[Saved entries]
○ ○ ○ ○ ○ ○ ○

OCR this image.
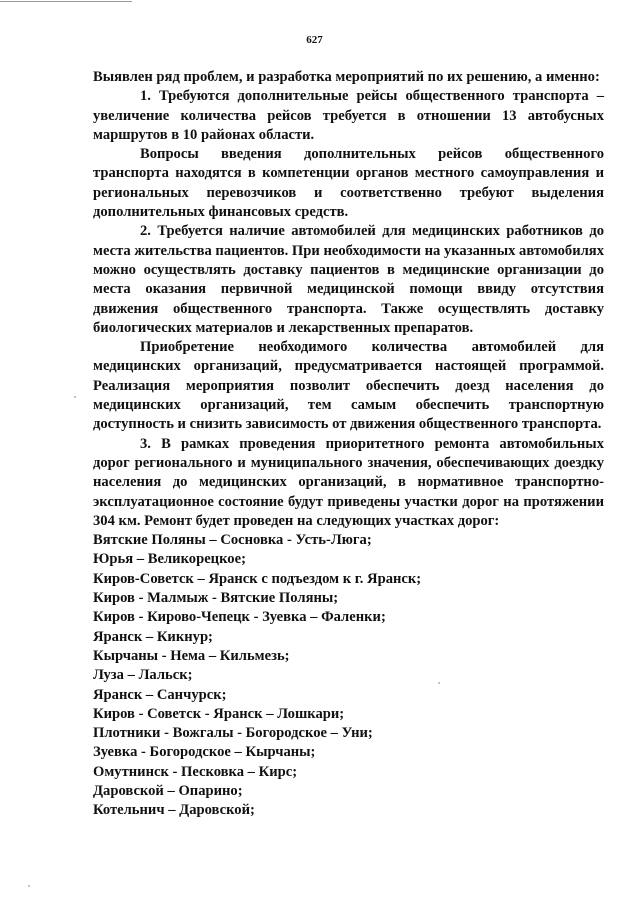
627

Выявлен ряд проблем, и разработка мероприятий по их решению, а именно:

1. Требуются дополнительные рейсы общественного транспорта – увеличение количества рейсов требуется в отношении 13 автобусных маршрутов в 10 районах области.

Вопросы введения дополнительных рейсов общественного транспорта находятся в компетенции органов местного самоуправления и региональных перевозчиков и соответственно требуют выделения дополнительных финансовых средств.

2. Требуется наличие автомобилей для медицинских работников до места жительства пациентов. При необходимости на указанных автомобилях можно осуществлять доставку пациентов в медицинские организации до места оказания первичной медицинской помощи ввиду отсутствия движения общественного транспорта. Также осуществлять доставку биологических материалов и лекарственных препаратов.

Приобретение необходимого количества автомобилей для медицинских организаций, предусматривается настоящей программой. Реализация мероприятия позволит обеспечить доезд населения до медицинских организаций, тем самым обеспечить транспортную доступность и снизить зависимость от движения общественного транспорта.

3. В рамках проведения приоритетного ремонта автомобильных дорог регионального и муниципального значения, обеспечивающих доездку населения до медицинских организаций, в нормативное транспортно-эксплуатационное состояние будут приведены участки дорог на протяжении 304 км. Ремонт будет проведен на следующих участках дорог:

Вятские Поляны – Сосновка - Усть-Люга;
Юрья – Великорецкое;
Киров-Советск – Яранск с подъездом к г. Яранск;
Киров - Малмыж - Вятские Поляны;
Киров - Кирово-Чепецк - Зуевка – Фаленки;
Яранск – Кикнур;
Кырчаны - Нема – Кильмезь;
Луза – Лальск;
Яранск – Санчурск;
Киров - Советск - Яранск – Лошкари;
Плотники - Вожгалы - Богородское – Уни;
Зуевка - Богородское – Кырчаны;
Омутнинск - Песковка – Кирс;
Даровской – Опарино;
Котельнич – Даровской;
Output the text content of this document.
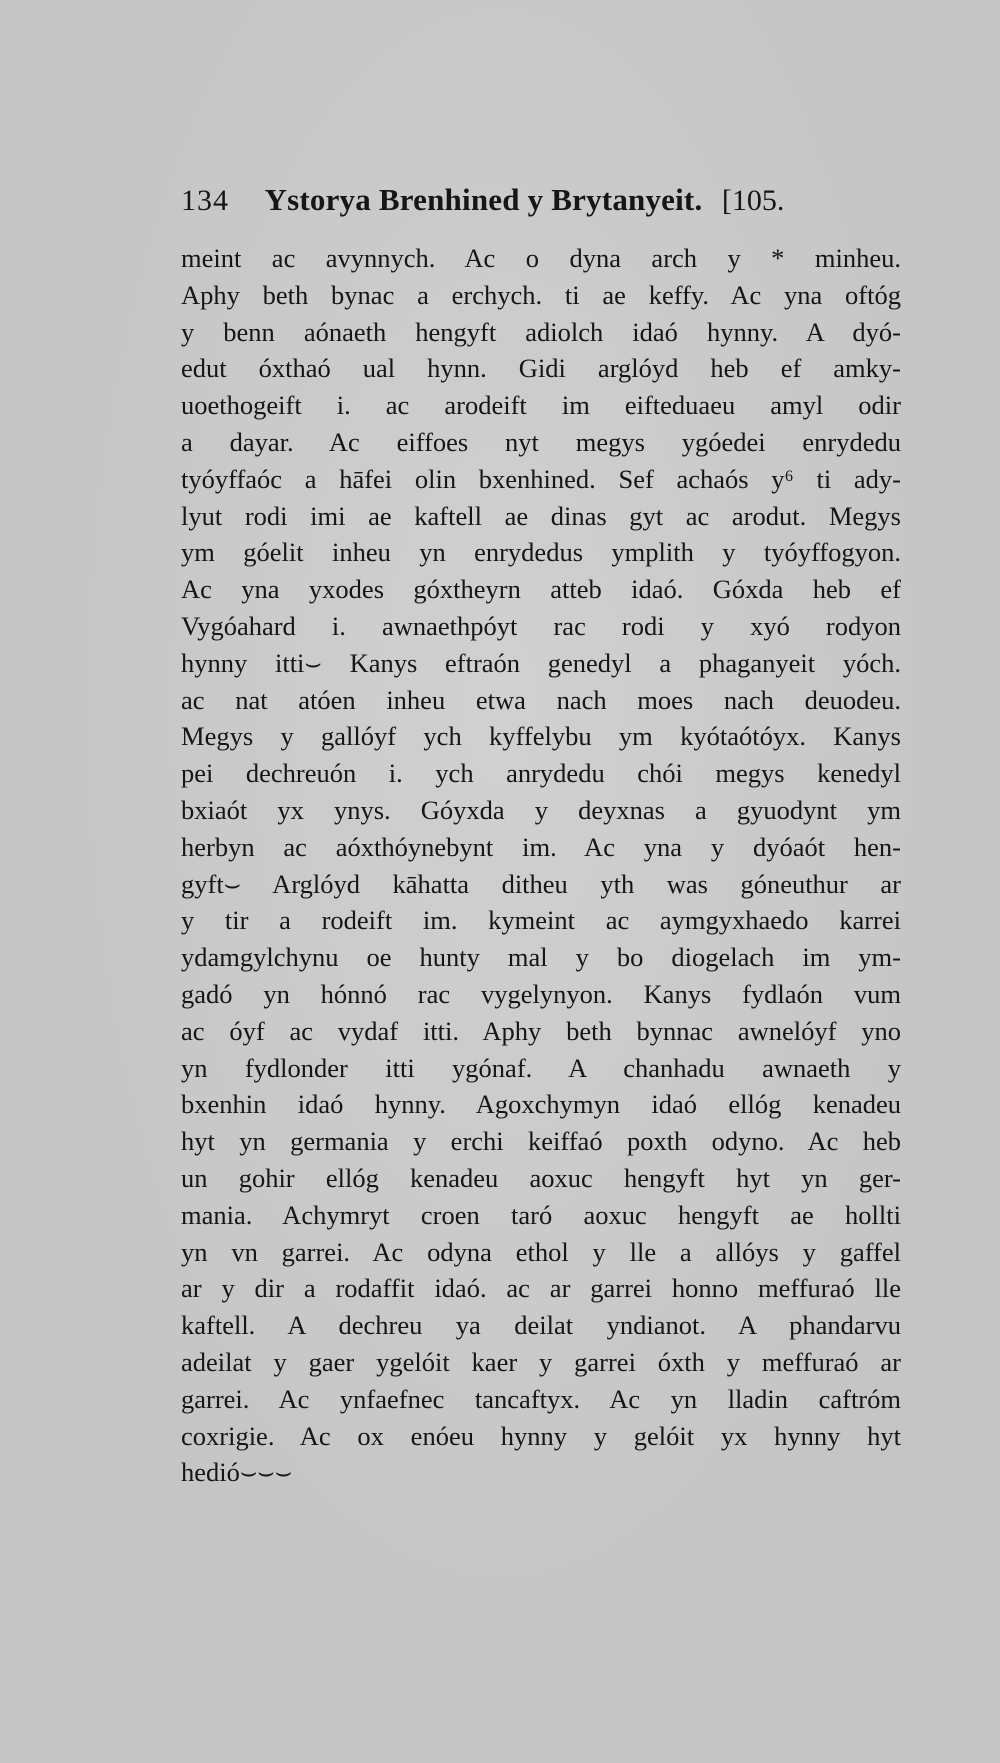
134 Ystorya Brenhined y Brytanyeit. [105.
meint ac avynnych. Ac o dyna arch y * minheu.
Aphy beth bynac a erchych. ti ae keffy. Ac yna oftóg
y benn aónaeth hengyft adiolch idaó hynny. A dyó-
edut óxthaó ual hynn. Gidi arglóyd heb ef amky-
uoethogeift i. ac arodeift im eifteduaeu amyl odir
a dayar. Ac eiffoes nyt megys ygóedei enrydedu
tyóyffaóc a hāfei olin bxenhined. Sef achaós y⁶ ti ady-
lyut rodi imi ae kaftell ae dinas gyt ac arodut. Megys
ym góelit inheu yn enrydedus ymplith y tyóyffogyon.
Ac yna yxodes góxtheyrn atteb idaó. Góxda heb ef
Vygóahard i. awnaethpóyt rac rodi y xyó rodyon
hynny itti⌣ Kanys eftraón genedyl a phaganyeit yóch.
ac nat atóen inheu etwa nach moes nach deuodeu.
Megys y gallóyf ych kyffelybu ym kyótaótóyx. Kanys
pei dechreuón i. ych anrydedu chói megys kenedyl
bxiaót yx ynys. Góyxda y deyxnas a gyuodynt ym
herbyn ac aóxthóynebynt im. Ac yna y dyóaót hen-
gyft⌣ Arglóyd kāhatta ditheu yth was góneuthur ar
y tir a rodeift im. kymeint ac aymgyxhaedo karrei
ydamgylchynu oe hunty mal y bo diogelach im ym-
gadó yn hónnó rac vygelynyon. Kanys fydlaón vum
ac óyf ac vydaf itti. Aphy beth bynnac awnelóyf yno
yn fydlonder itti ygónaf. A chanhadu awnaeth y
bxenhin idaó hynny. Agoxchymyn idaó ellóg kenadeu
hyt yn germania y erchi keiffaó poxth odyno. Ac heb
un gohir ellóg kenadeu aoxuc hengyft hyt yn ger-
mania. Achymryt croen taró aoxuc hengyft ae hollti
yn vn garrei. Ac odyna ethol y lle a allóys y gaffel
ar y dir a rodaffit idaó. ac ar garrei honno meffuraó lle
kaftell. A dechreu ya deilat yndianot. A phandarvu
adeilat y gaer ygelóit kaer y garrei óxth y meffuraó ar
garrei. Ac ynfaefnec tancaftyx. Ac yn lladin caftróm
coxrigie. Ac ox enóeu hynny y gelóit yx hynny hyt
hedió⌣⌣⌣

○ ○ ○ ○ ○ ○ ○

WHAT YOU HAVE TO DO:
Emit the lines from the line containing "Output the text content of this document." to the final line of the material, inclusive, exactly as written; pictures are excluded.

EXERCISE OUTPUT:
Output the text content of this document.
134 Ystorya Brenhined y Brytanyeit. [105.
meint ac avynnych. Ac o dyna arch y * minheu.
Aphy beth bynac a erchych. ti ae keffy. Ac yna oftóg
y benn aónaeth hengyft adiolch idaó hynny. A dyó-
edut óxthaó ual hynn. Gidi arglóyd heb ef amky-
uoethogeift i. ac arodeift im eifteduaeu amyl odir
a dayar. Ac eiffoes nyt megys ygóedei enrydedu
tyóyffaóc a hāfei olin bxenhined. Sef achaós y⁶ ti ady-
lyut rodi imi ae kaftell ae dinas gyt ac arodut. Megys
ym góelit inheu yn enrydedus ymplith y tyóyffogyon.
Ac yna yxodes góxtheyrn atteb idaó. Góxda heb ef
Vygóahard i. awnaethpóyt rac rodi y xyó rodyon
hynny itti⌣ Kanys eftraón genedyl a phaganyeit yóch.
ac nat atóen inheu etwa nach moes nach deuodeu.
Megys y gallóyf ych kyffelybu ym kyótaótóyx. Kanys
pei dechreuón i. ych anrydedu chói megys kenedyl
bxiaót yx ynys. Góyxda y deyxnas a gyuodynt ym
herbyn ac aóxthóynebynt im. Ac yna y dyóaót hen-
gyft⌣ Arglóyd kāhatta ditheu yth was góneuthur ar
y tir a rodeift im. kymeint ac aymgyxhaedo karrei
ydamgylchynu oe hunty mal y bo diogelach im ym-
gadó yn hónnó rac vygelynyon. Kanys fydlaón vum
ac óyf ac vydaf itti. Aphy beth bynnac awnelóyf yno
yn fydlonder itti ygónaf. A chanhadu awnaeth y
bxenhin idaó hynny. Agoxchymyn idaó ellóg kenadeu
hyt yn germania y erchi keiffaó poxth odyno. Ac heb
un gohir ellóg kenadeu aoxuc hengyft hyt yn ger-
mania. Achymryt croen taró aoxuc hengyft ae hollti
yn vn garrei. Ac odyna ethol y lle a allóys y gaffel
ar y dir a rodaffit idaó. ac ar garrei honno meffuraó lle
kaftell. A dechreu ya deilat yndianot. A phandarvu
adeilat y gaer ygelóit kaer y garrei óxth y meffuraó ar
garrei. Ac ynfaefnec tancaftyx. Ac yn lladin caftróm
coxrigie. Ac ox enóeu hynny y gelóit yx hynny hyt
hedió⌣⌣⌣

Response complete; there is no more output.